▶ [Given request]:
Sort through the entries below and pull out lines containing the word "正在匹配资金".

▶ [Records provided]:
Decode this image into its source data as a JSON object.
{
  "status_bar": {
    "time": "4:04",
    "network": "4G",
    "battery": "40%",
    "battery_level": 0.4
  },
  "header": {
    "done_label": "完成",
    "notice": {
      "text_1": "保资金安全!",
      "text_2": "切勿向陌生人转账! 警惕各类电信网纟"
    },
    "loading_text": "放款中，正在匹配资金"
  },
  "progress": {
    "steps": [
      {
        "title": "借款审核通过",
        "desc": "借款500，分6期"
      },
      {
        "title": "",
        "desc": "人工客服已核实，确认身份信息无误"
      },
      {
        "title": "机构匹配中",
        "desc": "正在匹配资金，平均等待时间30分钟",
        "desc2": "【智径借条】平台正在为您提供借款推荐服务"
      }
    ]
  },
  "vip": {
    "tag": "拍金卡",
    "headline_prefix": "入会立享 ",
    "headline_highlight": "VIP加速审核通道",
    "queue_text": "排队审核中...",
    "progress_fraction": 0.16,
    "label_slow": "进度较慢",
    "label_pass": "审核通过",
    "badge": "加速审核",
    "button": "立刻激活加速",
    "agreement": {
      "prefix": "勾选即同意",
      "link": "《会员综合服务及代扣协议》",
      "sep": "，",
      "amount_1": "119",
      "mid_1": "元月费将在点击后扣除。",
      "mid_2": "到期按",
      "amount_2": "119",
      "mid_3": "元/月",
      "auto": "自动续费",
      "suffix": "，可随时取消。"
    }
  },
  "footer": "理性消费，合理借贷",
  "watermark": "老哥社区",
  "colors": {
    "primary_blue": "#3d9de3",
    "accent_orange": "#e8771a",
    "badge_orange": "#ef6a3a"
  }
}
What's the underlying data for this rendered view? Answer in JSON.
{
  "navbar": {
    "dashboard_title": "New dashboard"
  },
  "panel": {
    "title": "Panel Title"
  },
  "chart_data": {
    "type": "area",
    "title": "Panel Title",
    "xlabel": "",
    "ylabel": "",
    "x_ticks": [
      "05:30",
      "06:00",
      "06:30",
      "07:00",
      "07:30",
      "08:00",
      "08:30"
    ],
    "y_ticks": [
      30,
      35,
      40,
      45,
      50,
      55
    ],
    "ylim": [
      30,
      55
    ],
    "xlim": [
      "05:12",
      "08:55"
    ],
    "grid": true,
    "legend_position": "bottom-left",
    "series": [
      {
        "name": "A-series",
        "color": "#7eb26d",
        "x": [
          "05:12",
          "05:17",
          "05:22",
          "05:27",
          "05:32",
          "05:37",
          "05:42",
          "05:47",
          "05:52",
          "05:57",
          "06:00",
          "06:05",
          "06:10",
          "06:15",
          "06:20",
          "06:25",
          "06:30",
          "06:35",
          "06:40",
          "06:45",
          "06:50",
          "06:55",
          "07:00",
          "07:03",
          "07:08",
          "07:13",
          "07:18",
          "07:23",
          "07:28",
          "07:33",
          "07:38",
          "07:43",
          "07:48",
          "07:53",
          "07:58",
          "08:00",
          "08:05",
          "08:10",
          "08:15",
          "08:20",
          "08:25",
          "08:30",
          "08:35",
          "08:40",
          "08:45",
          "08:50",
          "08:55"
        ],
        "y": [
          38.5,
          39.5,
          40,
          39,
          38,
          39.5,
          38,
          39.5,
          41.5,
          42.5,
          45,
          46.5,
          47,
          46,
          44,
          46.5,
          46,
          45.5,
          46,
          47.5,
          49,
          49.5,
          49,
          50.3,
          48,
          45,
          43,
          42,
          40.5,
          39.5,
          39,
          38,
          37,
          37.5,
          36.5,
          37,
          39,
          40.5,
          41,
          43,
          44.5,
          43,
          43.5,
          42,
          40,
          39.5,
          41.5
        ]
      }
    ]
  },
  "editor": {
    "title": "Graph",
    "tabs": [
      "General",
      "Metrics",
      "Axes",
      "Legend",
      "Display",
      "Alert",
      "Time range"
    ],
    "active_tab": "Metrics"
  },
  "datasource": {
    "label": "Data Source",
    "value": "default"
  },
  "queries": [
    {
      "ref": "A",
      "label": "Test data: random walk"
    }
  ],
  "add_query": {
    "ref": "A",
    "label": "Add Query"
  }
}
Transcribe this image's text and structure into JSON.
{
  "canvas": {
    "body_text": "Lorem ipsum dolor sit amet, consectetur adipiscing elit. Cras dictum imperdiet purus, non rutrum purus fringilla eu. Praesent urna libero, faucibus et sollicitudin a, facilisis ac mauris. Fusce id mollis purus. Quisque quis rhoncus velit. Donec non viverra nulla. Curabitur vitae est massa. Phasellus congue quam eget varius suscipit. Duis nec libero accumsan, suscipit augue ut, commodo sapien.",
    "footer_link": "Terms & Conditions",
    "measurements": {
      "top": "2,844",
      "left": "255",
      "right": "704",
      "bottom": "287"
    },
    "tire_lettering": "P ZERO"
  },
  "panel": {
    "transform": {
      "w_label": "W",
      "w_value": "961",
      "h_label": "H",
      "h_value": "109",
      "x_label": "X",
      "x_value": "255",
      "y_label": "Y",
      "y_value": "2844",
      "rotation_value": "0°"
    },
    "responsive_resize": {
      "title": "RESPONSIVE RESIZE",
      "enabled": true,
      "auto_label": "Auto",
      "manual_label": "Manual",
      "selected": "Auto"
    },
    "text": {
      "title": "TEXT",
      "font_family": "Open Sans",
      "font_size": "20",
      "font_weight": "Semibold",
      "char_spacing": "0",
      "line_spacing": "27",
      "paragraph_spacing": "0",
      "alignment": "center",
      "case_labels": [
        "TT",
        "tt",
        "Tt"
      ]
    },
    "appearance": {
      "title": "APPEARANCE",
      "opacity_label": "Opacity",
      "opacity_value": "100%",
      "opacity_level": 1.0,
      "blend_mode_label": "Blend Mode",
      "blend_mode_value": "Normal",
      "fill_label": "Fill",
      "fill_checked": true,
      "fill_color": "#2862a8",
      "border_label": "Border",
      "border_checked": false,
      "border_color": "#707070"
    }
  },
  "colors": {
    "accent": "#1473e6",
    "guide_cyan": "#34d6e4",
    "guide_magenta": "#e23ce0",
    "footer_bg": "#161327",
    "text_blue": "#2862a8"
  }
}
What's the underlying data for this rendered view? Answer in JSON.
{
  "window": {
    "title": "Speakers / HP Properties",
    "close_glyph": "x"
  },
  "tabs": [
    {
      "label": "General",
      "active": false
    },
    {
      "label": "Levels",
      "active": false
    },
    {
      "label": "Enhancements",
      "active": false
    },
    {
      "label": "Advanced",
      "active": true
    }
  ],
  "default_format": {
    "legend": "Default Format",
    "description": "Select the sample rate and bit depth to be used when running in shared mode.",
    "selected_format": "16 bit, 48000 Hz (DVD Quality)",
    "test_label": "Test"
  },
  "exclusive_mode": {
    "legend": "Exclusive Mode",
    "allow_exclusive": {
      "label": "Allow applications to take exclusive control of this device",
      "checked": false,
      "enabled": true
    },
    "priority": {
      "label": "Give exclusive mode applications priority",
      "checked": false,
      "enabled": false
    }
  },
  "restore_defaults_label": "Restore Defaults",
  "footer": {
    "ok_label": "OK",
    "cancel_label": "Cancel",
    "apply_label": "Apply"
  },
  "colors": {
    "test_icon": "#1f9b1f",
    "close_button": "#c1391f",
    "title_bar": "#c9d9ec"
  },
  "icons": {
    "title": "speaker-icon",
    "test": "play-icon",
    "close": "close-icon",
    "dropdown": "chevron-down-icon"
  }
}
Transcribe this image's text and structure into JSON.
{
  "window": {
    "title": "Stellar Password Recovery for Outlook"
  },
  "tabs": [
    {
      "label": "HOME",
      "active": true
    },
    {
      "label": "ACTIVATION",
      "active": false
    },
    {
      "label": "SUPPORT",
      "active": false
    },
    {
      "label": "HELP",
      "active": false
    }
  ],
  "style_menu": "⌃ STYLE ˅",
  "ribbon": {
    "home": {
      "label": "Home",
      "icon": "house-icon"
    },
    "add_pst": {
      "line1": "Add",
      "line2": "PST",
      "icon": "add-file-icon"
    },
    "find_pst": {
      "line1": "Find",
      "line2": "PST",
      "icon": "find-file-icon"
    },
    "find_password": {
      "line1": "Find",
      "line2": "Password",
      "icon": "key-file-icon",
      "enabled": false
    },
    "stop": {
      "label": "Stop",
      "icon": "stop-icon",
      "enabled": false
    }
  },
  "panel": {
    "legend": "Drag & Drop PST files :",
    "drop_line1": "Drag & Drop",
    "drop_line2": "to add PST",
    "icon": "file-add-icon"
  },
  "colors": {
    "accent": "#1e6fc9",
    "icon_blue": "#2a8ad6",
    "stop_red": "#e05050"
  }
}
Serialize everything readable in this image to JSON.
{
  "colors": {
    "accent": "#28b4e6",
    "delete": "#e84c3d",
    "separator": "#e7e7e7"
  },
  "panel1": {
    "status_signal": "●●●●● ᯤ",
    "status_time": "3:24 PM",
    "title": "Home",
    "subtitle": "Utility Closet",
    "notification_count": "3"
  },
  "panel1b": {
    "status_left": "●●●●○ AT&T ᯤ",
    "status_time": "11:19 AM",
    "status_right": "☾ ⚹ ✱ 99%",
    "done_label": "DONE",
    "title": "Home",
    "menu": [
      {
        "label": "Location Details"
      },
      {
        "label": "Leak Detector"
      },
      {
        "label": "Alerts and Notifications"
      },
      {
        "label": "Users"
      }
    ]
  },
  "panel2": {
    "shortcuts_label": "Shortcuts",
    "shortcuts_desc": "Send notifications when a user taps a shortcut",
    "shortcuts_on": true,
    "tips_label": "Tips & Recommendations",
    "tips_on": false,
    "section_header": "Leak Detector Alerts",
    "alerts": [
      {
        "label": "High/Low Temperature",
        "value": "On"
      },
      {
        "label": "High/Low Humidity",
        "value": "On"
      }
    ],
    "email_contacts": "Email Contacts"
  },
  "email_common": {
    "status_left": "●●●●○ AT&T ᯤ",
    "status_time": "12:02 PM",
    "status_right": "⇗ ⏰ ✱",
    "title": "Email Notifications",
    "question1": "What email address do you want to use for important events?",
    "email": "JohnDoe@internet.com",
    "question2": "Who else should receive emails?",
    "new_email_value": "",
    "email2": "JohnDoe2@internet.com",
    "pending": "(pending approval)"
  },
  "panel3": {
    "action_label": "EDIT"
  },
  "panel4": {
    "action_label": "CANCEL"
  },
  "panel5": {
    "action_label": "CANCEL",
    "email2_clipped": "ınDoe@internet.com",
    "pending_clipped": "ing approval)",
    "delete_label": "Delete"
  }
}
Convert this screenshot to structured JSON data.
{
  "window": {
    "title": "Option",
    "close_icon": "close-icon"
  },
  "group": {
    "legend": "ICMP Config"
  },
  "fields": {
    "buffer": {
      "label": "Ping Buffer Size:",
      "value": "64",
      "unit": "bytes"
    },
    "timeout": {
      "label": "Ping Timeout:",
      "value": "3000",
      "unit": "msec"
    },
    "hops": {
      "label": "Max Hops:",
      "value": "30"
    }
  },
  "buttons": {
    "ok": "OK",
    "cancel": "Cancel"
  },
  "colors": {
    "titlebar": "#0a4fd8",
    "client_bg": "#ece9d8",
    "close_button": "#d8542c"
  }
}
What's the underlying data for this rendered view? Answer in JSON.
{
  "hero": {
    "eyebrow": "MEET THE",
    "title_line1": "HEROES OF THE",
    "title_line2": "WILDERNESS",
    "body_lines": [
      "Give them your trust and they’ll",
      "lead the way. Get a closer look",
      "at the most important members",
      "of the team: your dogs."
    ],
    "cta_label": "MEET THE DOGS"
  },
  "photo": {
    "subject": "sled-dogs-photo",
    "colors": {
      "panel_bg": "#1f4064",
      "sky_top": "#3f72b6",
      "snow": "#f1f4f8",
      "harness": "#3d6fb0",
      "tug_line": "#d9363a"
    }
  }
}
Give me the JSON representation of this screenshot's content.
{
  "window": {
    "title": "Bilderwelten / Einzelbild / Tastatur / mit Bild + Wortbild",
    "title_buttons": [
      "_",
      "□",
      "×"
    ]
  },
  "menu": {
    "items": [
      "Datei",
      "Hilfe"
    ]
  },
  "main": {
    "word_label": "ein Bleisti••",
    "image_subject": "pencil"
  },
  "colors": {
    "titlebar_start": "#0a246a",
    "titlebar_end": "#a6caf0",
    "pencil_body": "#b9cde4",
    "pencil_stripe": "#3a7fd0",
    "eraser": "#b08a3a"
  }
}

▶ [Complete output]:
    "loading_text": "放款中，正在匹配资金"
        "desc": "正在匹配资金，平均等待时间30分钟",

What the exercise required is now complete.